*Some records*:
::::
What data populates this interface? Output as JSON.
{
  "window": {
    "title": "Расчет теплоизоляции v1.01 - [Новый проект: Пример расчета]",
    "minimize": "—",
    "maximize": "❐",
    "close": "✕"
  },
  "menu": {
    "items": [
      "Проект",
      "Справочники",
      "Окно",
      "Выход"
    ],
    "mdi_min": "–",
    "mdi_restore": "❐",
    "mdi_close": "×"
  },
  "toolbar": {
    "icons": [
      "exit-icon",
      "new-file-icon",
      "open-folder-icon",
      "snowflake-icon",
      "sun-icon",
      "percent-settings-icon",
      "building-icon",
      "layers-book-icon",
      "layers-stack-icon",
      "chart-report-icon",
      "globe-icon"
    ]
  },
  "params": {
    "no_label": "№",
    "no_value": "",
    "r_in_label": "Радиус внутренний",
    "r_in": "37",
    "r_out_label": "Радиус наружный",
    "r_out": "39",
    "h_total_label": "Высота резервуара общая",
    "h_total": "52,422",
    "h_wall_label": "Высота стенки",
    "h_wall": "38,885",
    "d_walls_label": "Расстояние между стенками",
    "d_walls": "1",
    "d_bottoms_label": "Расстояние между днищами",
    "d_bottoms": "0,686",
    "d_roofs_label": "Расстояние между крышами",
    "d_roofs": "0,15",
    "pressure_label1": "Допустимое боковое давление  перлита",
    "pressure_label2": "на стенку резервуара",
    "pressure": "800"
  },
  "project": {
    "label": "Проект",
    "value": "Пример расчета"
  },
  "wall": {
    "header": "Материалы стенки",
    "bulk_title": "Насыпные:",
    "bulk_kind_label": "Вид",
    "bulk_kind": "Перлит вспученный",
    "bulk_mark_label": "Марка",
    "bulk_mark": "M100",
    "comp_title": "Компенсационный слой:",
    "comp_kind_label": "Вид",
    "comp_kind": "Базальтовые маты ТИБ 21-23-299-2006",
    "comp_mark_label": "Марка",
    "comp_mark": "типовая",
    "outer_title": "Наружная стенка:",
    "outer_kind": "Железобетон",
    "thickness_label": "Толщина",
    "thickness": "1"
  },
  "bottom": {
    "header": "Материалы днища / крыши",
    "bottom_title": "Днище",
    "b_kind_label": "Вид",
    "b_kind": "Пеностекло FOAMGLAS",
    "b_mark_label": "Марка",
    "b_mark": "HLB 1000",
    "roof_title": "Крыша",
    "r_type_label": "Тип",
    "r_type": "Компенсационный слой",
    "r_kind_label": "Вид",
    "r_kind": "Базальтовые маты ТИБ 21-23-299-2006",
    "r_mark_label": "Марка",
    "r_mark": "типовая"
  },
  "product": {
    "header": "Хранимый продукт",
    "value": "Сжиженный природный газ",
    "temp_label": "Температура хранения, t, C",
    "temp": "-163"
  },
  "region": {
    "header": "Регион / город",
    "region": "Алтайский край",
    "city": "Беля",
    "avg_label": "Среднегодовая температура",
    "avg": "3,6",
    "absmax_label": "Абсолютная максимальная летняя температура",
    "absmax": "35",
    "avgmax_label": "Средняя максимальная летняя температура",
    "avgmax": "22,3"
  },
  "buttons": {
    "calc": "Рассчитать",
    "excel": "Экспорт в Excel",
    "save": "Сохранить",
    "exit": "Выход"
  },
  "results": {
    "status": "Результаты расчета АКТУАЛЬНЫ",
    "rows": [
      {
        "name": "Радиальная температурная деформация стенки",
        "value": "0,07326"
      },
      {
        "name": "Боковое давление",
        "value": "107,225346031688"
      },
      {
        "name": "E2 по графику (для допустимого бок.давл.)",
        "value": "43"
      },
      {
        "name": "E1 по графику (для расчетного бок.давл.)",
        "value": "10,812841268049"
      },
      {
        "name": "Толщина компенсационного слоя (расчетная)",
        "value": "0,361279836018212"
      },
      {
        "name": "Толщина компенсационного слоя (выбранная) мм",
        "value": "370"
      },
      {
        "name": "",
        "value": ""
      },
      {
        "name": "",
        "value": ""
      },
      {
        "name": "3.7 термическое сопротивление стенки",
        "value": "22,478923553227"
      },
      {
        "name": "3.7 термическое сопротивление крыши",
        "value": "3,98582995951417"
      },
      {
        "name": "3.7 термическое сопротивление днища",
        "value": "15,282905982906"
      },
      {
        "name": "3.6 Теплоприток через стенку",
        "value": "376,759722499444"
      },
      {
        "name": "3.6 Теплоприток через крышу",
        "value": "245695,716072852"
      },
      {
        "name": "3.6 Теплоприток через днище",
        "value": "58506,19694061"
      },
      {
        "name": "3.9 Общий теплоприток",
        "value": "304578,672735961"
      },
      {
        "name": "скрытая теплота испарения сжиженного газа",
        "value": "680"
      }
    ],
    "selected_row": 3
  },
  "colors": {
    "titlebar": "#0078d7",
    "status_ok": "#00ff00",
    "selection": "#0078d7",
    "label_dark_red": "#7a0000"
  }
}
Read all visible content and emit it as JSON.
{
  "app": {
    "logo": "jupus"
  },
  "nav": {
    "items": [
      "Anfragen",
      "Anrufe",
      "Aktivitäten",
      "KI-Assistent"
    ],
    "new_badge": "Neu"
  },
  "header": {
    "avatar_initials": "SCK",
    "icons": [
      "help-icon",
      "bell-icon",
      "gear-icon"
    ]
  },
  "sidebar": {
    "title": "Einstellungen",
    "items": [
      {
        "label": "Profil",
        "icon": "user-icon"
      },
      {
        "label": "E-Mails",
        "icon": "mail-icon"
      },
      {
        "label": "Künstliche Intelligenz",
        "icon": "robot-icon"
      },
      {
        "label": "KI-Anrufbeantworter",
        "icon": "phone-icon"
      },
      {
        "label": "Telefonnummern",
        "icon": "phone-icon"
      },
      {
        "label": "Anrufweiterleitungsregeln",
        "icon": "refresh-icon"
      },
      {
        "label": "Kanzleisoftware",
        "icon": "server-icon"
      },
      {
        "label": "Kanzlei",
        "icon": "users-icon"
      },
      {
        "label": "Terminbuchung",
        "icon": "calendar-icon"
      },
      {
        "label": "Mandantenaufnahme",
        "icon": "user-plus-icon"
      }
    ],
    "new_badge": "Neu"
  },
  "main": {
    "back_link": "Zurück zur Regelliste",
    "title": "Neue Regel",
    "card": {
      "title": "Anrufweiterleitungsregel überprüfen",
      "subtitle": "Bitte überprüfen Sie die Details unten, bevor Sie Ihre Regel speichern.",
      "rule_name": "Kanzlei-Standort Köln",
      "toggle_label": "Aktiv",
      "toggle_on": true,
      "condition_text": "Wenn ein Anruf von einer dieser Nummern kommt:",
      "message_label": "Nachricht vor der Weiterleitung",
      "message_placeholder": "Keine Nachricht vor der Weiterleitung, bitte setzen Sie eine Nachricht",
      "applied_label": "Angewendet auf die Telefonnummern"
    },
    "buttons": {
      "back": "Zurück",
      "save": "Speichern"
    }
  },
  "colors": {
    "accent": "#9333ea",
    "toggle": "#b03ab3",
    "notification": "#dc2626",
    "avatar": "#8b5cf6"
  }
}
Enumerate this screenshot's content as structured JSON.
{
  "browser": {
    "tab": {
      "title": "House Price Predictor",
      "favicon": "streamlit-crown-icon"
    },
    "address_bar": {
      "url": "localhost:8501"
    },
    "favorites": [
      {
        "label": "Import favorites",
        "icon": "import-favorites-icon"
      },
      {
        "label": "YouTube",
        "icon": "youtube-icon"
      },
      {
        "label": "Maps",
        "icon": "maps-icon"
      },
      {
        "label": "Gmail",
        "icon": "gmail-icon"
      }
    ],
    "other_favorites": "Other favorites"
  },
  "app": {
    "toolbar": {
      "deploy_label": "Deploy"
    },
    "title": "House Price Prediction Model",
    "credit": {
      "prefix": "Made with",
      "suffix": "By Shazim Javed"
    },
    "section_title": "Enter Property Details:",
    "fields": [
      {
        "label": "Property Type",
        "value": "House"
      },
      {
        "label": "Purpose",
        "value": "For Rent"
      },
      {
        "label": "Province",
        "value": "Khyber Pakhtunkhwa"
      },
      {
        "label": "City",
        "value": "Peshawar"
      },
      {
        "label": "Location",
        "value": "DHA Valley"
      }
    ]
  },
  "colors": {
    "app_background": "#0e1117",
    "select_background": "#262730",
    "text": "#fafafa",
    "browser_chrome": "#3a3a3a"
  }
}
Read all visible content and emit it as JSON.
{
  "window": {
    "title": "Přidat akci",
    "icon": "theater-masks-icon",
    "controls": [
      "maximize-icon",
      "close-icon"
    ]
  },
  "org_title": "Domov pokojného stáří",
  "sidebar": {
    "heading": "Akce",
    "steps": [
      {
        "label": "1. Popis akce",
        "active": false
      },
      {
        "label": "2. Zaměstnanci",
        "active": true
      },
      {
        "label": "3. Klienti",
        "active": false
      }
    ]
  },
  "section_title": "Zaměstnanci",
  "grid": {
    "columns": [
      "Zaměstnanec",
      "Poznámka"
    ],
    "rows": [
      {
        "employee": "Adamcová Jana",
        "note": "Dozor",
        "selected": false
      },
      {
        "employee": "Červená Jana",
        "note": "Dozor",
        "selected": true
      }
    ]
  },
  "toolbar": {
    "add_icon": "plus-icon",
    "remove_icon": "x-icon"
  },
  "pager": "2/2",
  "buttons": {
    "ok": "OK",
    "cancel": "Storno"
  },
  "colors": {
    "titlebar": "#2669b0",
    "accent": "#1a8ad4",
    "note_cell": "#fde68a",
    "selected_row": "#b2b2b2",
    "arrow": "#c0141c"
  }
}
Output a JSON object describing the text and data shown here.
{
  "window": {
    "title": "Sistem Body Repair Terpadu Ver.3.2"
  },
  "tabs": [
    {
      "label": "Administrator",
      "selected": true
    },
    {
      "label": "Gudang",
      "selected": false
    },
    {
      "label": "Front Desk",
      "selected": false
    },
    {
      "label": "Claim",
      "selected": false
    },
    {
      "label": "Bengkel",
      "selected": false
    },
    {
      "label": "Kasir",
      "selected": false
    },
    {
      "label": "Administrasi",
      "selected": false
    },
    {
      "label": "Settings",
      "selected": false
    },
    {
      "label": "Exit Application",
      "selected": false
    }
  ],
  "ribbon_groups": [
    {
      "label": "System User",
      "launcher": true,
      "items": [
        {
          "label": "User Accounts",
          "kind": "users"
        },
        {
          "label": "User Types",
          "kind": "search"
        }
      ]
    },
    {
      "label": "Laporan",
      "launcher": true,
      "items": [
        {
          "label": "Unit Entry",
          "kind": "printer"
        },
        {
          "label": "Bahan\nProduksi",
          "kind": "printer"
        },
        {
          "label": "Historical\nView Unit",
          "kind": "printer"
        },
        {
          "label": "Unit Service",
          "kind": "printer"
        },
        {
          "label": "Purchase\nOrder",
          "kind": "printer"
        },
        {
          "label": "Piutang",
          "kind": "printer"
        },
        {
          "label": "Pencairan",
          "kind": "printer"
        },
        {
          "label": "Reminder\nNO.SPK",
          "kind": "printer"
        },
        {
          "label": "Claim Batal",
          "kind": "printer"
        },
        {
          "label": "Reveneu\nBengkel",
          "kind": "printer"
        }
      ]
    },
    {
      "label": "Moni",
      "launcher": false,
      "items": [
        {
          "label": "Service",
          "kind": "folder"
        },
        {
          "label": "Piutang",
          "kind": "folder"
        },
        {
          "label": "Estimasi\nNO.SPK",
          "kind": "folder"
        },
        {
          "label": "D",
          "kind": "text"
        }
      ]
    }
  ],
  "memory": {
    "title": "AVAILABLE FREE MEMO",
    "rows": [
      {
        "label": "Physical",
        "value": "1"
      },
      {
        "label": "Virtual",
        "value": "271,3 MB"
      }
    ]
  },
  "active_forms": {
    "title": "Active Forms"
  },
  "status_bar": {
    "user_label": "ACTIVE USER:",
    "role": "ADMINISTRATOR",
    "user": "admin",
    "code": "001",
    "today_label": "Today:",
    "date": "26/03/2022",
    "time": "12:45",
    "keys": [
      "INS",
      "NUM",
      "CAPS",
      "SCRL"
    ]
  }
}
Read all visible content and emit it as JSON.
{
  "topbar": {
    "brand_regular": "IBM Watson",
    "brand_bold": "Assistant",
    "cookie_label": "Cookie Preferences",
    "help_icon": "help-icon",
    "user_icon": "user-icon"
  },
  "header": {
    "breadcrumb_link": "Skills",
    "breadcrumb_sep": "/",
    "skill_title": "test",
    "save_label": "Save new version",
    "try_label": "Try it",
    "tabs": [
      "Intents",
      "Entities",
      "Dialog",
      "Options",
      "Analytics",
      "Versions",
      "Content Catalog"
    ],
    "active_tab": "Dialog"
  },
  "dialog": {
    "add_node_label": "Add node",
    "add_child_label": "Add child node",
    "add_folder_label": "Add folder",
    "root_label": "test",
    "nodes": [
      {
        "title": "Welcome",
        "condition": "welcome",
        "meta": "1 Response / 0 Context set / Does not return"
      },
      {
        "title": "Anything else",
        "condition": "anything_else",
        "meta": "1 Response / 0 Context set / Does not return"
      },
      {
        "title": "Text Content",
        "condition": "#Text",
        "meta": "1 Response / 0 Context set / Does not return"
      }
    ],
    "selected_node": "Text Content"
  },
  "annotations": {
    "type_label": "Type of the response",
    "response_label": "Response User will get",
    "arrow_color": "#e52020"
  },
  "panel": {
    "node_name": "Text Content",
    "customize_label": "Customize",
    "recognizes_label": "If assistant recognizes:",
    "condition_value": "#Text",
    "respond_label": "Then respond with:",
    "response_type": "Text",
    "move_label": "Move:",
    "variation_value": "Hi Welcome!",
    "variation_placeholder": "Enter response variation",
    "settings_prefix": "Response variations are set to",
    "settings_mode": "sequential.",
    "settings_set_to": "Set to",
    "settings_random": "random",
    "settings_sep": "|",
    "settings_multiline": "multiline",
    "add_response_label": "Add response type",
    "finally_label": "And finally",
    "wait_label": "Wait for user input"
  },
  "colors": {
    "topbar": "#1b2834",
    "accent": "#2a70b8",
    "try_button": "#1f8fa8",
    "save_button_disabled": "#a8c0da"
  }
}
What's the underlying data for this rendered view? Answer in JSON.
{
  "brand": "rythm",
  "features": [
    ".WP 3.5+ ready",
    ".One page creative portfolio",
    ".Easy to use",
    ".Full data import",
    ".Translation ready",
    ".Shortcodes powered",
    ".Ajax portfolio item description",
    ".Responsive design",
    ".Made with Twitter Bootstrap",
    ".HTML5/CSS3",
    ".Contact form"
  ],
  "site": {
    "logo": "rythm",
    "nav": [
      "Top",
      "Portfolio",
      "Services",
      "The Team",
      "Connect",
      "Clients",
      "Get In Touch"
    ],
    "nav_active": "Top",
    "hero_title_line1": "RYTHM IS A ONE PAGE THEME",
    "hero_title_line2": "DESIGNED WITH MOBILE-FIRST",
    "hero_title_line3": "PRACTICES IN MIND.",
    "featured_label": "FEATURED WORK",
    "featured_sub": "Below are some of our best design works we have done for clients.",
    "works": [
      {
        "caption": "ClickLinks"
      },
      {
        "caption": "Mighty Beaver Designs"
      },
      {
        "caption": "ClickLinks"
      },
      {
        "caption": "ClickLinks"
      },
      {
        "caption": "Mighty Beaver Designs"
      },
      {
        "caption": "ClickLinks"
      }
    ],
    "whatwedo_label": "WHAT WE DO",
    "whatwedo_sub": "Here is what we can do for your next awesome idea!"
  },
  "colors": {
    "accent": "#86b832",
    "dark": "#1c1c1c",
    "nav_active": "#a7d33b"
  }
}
::::
*Short problem*: From the material above, gather all lines that include the string "Толщина" and copy them.

*Written solution*:
    "thickness_label": "Толщина",
        "name": "Толщина компенсационного слоя (расчетная)",
        "name": "Толщина компенсационного слоя (выбранная) мм",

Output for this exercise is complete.